Raw records:
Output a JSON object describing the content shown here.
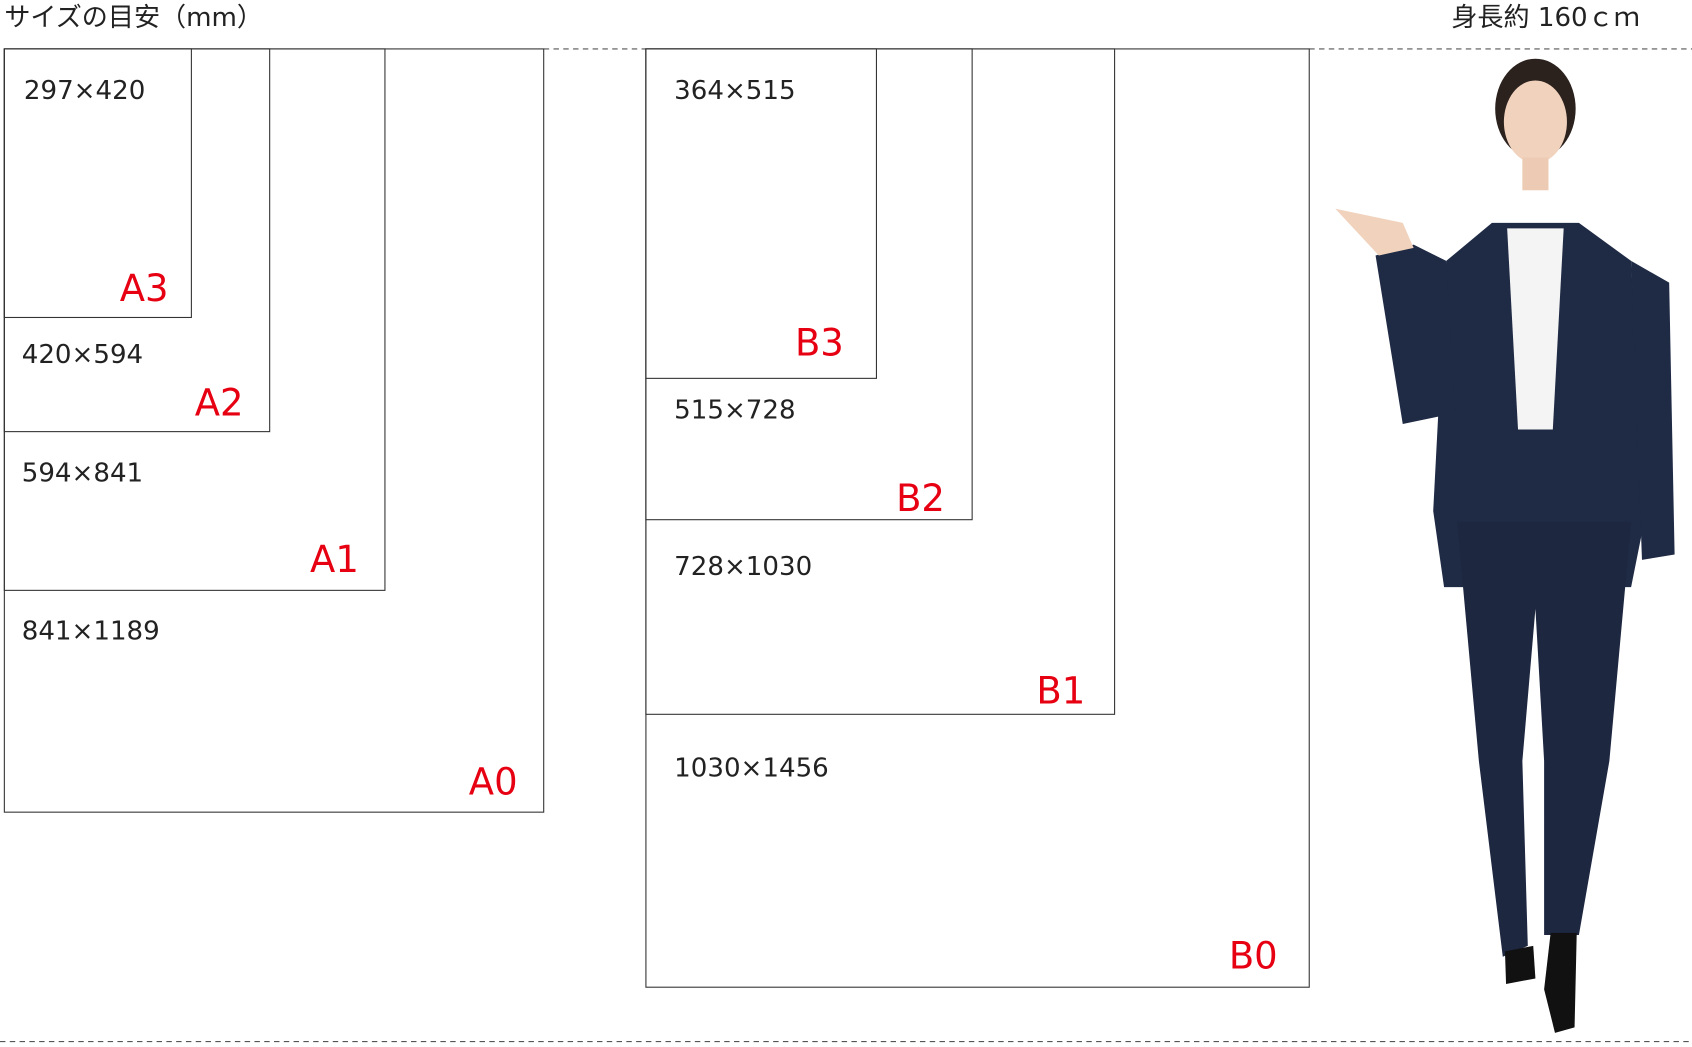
{
  "header": {
    "title": "サイズの目安（mm）",
    "height_note": "身長約 160ｃｍ"
  },
  "papers": [
    {
      "name": "A3",
      "size": "297×420"
    },
    {
      "name": "A2",
      "size": "420×594"
    },
    {
      "name": "A1",
      "size": "594×841"
    },
    {
      "name": "A0",
      "size": "841×1189"
    },
    {
      "name": "B3",
      "size": "364×515"
    },
    {
      "name": "B2",
      "size": "515×728"
    },
    {
      "name": "B1",
      "size": "728×1030"
    },
    {
      "name": "B0",
      "size": "1030×1456"
    }
  ]
}
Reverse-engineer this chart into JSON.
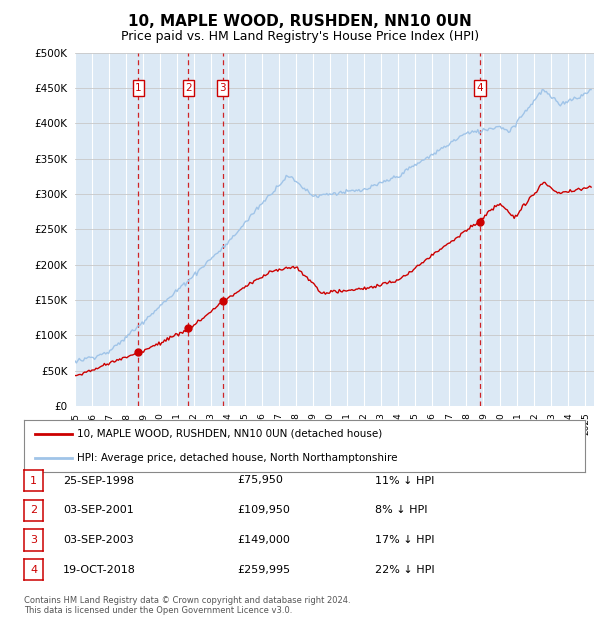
{
  "title": "10, MAPLE WOOD, RUSHDEN, NN10 0UN",
  "subtitle": "Price paid vs. HM Land Registry's House Price Index (HPI)",
  "title_fontsize": 11,
  "subtitle_fontsize": 9,
  "background_color": "#dce9f5",
  "plot_bg_color": "#dce9f5",
  "legend_label_red": "10, MAPLE WOOD, RUSHDEN, NN10 0UN (detached house)",
  "legend_label_blue": "HPI: Average price, detached house, North Northamptonshire",
  "footer": "Contains HM Land Registry data © Crown copyright and database right 2024.\nThis data is licensed under the Open Government Licence v3.0.",
  "transactions": [
    {
      "num": 1,
      "date": "25-SEP-1998",
      "price": 75950,
      "pct": "11%",
      "x_year": 1998.73
    },
    {
      "num": 2,
      "date": "03-SEP-2001",
      "price": 109950,
      "pct": "8%",
      "x_year": 2001.67
    },
    {
      "num": 3,
      "date": "03-SEP-2003",
      "price": 149000,
      "pct": "17%",
      "x_year": 2003.67
    },
    {
      "num": 4,
      "date": "19-OCT-2018",
      "price": 259995,
      "pct": "22%",
      "x_year": 2018.8
    }
  ],
  "ylim": [
    0,
    500000
  ],
  "yticks": [
    0,
    50000,
    100000,
    150000,
    200000,
    250000,
    300000,
    350000,
    400000,
    450000,
    500000
  ],
  "xlim_start": 1995.0,
  "xlim_end": 2025.5,
  "xticks": [
    1995,
    1996,
    1997,
    1998,
    1999,
    2000,
    2001,
    2002,
    2003,
    2004,
    2005,
    2006,
    2007,
    2008,
    2009,
    2010,
    2011,
    2012,
    2013,
    2014,
    2015,
    2016,
    2017,
    2018,
    2019,
    2020,
    2021,
    2022,
    2023,
    2024,
    2025
  ],
  "hpi_color": "#a0c4e8",
  "red_color": "#cc0000",
  "grid_color_h": "#c8c8c8",
  "grid_color_v": "#c8c8c8"
}
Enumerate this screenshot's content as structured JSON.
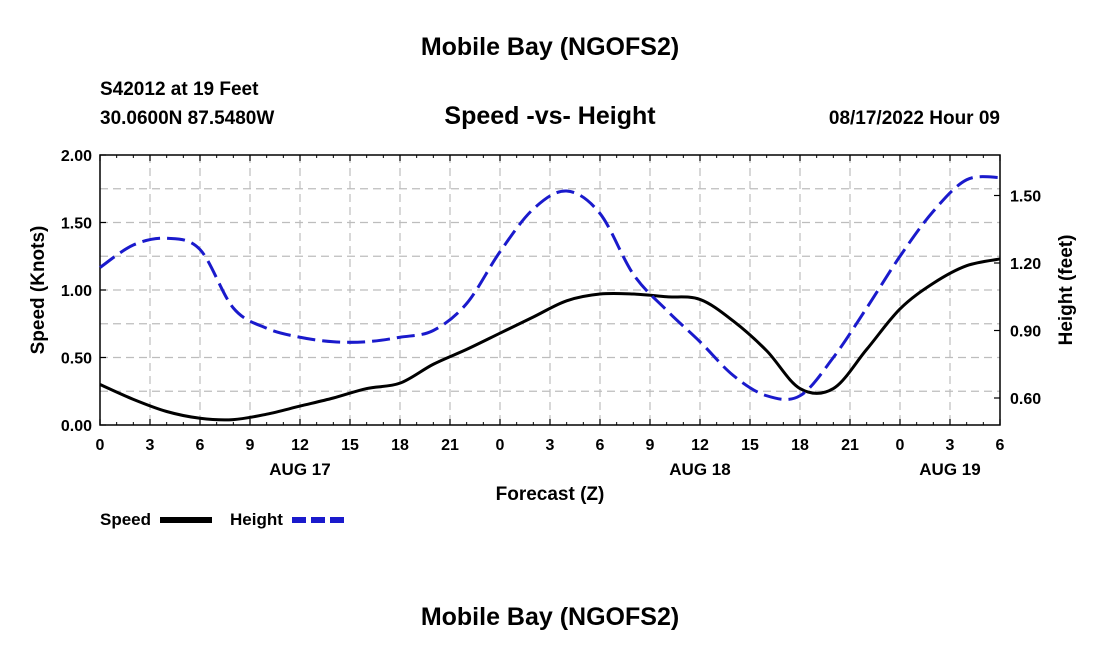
{
  "header": {
    "main_title": "Mobile Bay (NGOFS2)",
    "station_line": "S42012 at 19 Feet",
    "coords_line": "30.0600N  87.5480W",
    "chart_title": "Speed -vs- Height",
    "issued": "08/17/2022 Hour 09"
  },
  "footer": {
    "repeat_title": "Mobile Bay (NGOFS2)"
  },
  "legend": [
    {
      "label": "Speed",
      "color": "#000000",
      "dash": "solid"
    },
    {
      "label": "Height",
      "color": "#1a1acc",
      "dash": "dashed"
    }
  ],
  "chart_data": {
    "type": "line",
    "xlabel": "Forecast (Z)",
    "ylabel_left": "Speed (Knots)",
    "ylabel_right": "Height (feet)",
    "x_ticks": [
      "0",
      "3",
      "6",
      "9",
      "12",
      "15",
      "18",
      "21",
      "0",
      "3",
      "6",
      "9",
      "12",
      "15",
      "18",
      "21",
      "0",
      "3",
      "6"
    ],
    "date_labels": [
      {
        "label": "AUG 17",
        "x_hour": 12
      },
      {
        "label": "AUG 18",
        "x_hour": 36
      },
      {
        "label": "AUG 19",
        "x_hour": 51
      }
    ],
    "xlim": [
      0,
      54
    ],
    "y_left": {
      "lim": [
        0,
        2
      ],
      "ticks": [
        "0.00",
        "0.50",
        "1.00",
        "1.50",
        "2.00"
      ],
      "tick_values": [
        0,
        0.5,
        1.0,
        1.5,
        2.0
      ]
    },
    "y_right": {
      "lim": [
        0.48,
        1.68
      ],
      "ticks": [
        "0.60",
        "0.90",
        "1.20",
        "1.50"
      ],
      "tick_values": [
        0.6,
        0.9,
        1.2,
        1.5
      ]
    },
    "grid": true,
    "series": [
      {
        "name": "Speed",
        "axis": "left",
        "color": "#000000",
        "x": [
          0,
          2,
          4,
          6,
          8,
          10,
          12,
          14,
          16,
          18,
          20,
          22,
          24,
          26,
          28,
          30,
          32,
          34,
          36,
          38,
          40,
          42,
          44,
          46,
          48,
          50,
          52,
          54
        ],
        "y": [
          0.3,
          0.19,
          0.1,
          0.05,
          0.04,
          0.08,
          0.14,
          0.2,
          0.27,
          0.31,
          0.45,
          0.56,
          0.68,
          0.8,
          0.92,
          0.97,
          0.97,
          0.95,
          0.93,
          0.77,
          0.55,
          0.27,
          0.27,
          0.56,
          0.86,
          1.05,
          1.18,
          1.23
        ]
      },
      {
        "name": "Height",
        "axis": "right",
        "color": "#1a1acc",
        "x": [
          0,
          2,
          4,
          6,
          8,
          10,
          12,
          14,
          16,
          18,
          20,
          22,
          24,
          26,
          28,
          30,
          32,
          34,
          36,
          38,
          40,
          42,
          44,
          46,
          48,
          50,
          52,
          54
        ],
        "y": [
          1.18,
          1.28,
          1.31,
          1.26,
          1.0,
          0.91,
          0.87,
          0.85,
          0.85,
          0.87,
          0.9,
          1.02,
          1.25,
          1.44,
          1.52,
          1.42,
          1.15,
          0.99,
          0.85,
          0.7,
          0.61,
          0.61,
          0.78,
          1.0,
          1.23,
          1.43,
          1.57,
          1.58
        ]
      }
    ]
  }
}
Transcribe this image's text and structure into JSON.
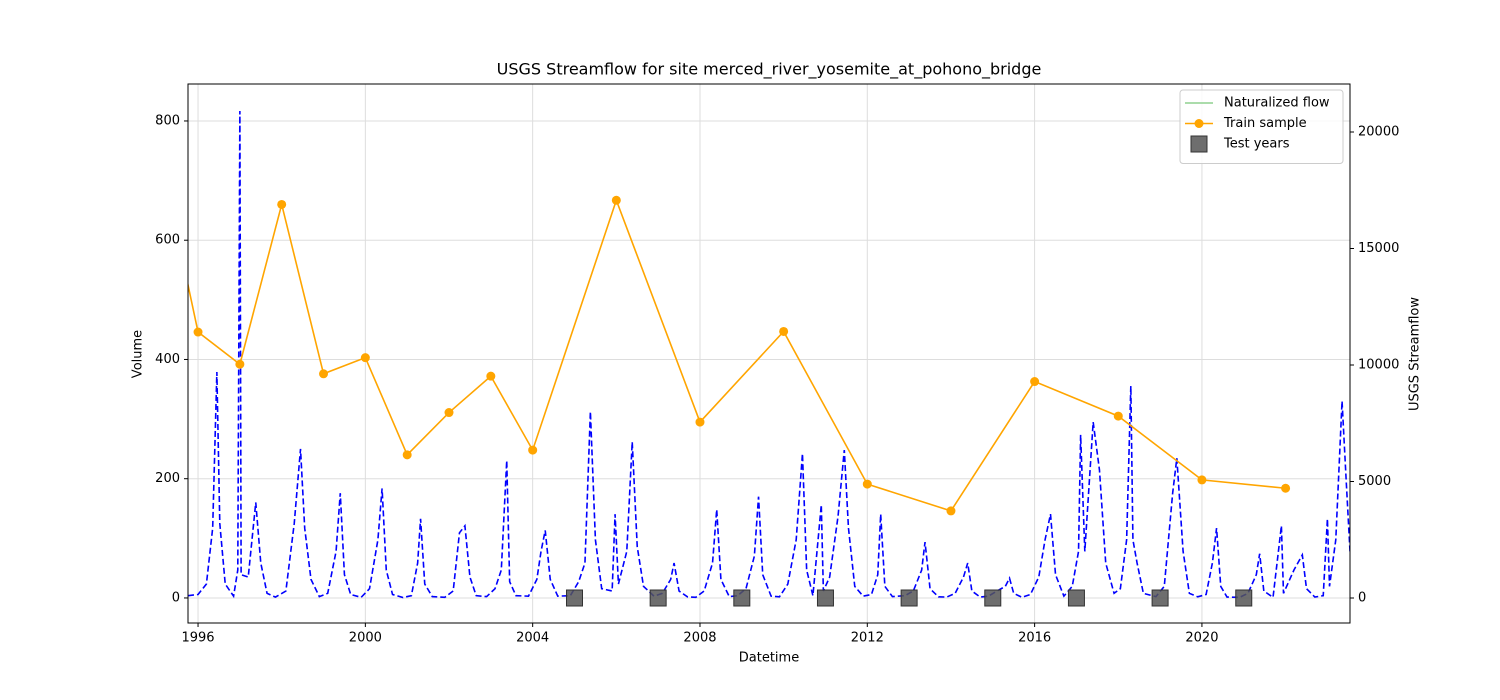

> **PROBLEM DETAILS**: Make an exact copy of the data above, pictures excluded.

> **OUTPUT OF THE TASK**:
Output a JSON object describing the content shown here.
{
  "header": {
    "title": "サイズの目安（mm）",
    "height_note": "身長約 160ｃｍ"
  },
  "papers": [
    {
      "name": "A3",
      "size": "297×420"
    },
    {
      "name": "A2",
      "size": "420×594"
    },
    {
      "name": "A1",
      "size": "594×841"
    },
    {
      "name": "A0",
      "size": "841×1189"
    },
    {
      "name": "B3",
      "size": "364×515"
    },
    {
      "name": "B2",
      "size": "515×728"
    },
    {
      "name": "B1",
      "size": "728×1030"
    },
    {
      "name": "B0",
      "size": "1030×1456"
    }
  ]
}
Reverse-engineer this chart into JSON.
{
  "title": "10, MAPLE WOOD, RUSHDEN, NN10 0UN",
  "subtitle": "Price paid vs. HM Land Registry's House Price Index (HPI)",
  "title_fontsize": 11,
  "subtitle_fontsize": 9,
  "background_color": "#dce9f5",
  "plot_bg_color": "#dce9f5",
  "legend_label_red": "10, MAPLE WOOD, RUSHDEN, NN10 0UN (detached house)",
  "legend_label_blue": "HPI: Average price, detached house, North Northamptonshire",
  "footer": "Contains HM Land Registry data © Crown copyright and database right 2024.\nThis data is licensed under the Open Government Licence v3.0.",
  "transactions": [
    {
      "num": 1,
      "date": "25-SEP-1998",
      "price": 75950,
      "pct": "11%",
      "x_year": 1998.73
    },
    {
      "num": 2,
      "date": "03-SEP-2001",
      "price": 109950,
      "pct": "8%",
      "x_year": 2001.67
    },
    {
      "num": 3,
      "date": "03-SEP-2003",
      "price": 149000,
      "pct": "17%",
      "x_year": 2003.67
    },
    {
      "num": 4,
      "date": "19-OCT-2018",
      "price": 259995,
      "pct": "22%",
      "x_year": 2018.8
    }
  ],
  "ylim": [
    0,
    500000
  ],
  "yticks": [
    0,
    50000,
    100000,
    150000,
    200000,
    250000,
    300000,
    350000,
    400000,
    450000,
    500000
  ],
  "xlim_start": 1995.0,
  "xlim_end": 2025.5,
  "xticks": [
    1995,
    1996,
    1997,
    1998,
    1999,
    2000,
    2001,
    2002,
    2003,
    2004,
    2005,
    2006,
    2007,
    2008,
    2009,
    2010,
    2011,
    2012,
    2013,
    2014,
    2015,
    2016,
    2017,
    2018,
    2019,
    2020,
    2021,
    2022,
    2023,
    2024,
    2025
  ],
  "hpi_color": "#a0c4e8",
  "red_color": "#cc0000",
  "grid_color_h": "#c8c8c8",
  "grid_color_v": "#c8c8c8"
}
Enumerate this screenshot's content as structured JSON.
{
  "header": {
    "main_title": "Mobile Bay (NGOFS2)",
    "station_line": "S42012 at 19 Feet",
    "coords_line": "30.0600N  87.5480W",
    "chart_title": "Speed -vs- Height",
    "issued": "08/17/2022 Hour 09"
  },
  "footer": {
    "repeat_title": "Mobile Bay (NGOFS2)"
  },
  "legend": [
    {
      "label": "Speed",
      "color": "#000000",
      "dash": "solid"
    },
    {
      "label": "Height",
      "color": "#1a1acc",
      "dash": "dashed"
    }
  ],
  "chart_data": {
    "type": "line",
    "xlabel": "Forecast (Z)",
    "ylabel_left": "Speed (Knots)",
    "ylabel_right": "Height (feet)",
    "x_ticks": [
      "0",
      "3",
      "6",
      "9",
      "12",
      "15",
      "18",
      "21",
      "0",
      "3",
      "6",
      "9",
      "12",
      "15",
      "18",
      "21",
      "0",
      "3",
      "6"
    ],
    "date_labels": [
      {
        "label": "AUG 17",
        "x_hour": 12
      },
      {
        "label": "AUG 18",
        "x_hour": 36
      },
      {
        "label": "AUG 19",
        "x_hour": 51
      }
    ],
    "xlim": [
      0,
      54
    ],
    "y_left": {
      "lim": [
        0,
        2
      ],
      "ticks": [
        "0.00",
        "0.50",
        "1.00",
        "1.50",
        "2.00"
      ],
      "tick_values": [
        0,
        0.5,
        1.0,
        1.5,
        2.0
      ]
    },
    "y_right": {
      "lim": [
        0.48,
        1.68
      ],
      "ticks": [
        "0.60",
        "0.90",
        "1.20",
        "1.50"
      ],
      "tick_values": [
        0.6,
        0.9,
        1.2,
        1.5
      ]
    },
    "grid": true,
    "series": [
      {
        "name": "Speed",
        "axis": "left",
        "color": "#000000",
        "x": [
          0,
          2,
          4,
          6,
          8,
          10,
          12,
          14,
          16,
          18,
          20,
          22,
          24,
          26,
          28,
          30,
          32,
          34,
          36,
          38,
          40,
          42,
          44,
          46,
          48,
          50,
          52,
          54
        ],
        "y": [
          0.3,
          0.19,
          0.1,
          0.05,
          0.04,
          0.08,
          0.14,
          0.2,
          0.27,
          0.31,
          0.45,
          0.56,
          0.68,
          0.8,
          0.92,
          0.97,
          0.97,
          0.95,
          0.93,
          0.77,
          0.55,
          0.27,
          0.27,
          0.56,
          0.86,
          1.05,
          1.18,
          1.23
        ]
      },
      {
        "name": "Height",
        "axis": "right",
        "color": "#1a1acc",
        "x": [
          0,
          2,
          4,
          6,
          8,
          10,
          12,
          14,
          16,
          18,
          20,
          22,
          24,
          26,
          28,
          30,
          32,
          34,
          36,
          38,
          40,
          42,
          44,
          46,
          48,
          50,
          52,
          54
        ],
        "y": [
          1.18,
          1.28,
          1.31,
          1.26,
          1.0,
          0.91,
          0.87,
          0.85,
          0.85,
          0.87,
          0.9,
          1.02,
          1.25,
          1.44,
          1.52,
          1.42,
          1.15,
          0.99,
          0.85,
          0.7,
          0.61,
          0.61,
          0.78,
          1.0,
          1.23,
          1.43,
          1.57,
          1.58
        ]
      }
    ]
  }
}
Transcribe this image's text and structure into JSON.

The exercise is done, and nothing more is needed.